-- START --
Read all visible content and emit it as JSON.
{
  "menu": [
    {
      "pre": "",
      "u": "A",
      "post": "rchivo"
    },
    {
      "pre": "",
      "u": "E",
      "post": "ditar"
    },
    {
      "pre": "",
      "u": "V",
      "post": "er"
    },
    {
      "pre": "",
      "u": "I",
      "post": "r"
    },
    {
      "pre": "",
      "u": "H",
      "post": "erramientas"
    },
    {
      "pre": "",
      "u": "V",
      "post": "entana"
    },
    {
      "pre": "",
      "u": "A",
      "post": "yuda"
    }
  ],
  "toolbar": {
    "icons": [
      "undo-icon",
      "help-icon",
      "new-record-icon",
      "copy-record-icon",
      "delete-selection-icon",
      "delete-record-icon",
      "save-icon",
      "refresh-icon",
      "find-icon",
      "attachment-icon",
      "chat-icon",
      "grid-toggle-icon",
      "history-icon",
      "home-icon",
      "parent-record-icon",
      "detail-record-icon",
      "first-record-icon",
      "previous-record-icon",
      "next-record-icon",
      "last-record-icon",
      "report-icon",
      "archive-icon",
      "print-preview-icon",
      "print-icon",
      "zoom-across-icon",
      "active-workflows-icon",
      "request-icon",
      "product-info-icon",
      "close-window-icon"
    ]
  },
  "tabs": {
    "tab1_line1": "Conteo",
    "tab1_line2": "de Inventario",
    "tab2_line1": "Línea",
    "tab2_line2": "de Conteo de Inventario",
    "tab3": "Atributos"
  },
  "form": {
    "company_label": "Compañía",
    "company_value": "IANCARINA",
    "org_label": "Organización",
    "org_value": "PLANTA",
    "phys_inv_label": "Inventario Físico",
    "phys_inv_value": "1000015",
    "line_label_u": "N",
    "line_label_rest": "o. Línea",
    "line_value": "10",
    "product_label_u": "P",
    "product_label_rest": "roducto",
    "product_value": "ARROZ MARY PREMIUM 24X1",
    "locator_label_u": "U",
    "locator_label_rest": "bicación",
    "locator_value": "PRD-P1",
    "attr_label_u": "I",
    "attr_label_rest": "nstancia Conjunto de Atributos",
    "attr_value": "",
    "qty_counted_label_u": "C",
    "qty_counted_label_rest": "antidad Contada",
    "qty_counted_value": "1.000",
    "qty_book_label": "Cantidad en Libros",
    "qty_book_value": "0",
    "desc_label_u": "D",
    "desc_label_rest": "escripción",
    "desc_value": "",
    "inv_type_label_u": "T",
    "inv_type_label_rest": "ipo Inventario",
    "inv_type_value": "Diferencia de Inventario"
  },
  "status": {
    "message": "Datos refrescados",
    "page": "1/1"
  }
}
-- END --
__Your instructions__
Give the number of lines in the entries that hold the word "Conteo", and nothing else.

__Answer to this task__
2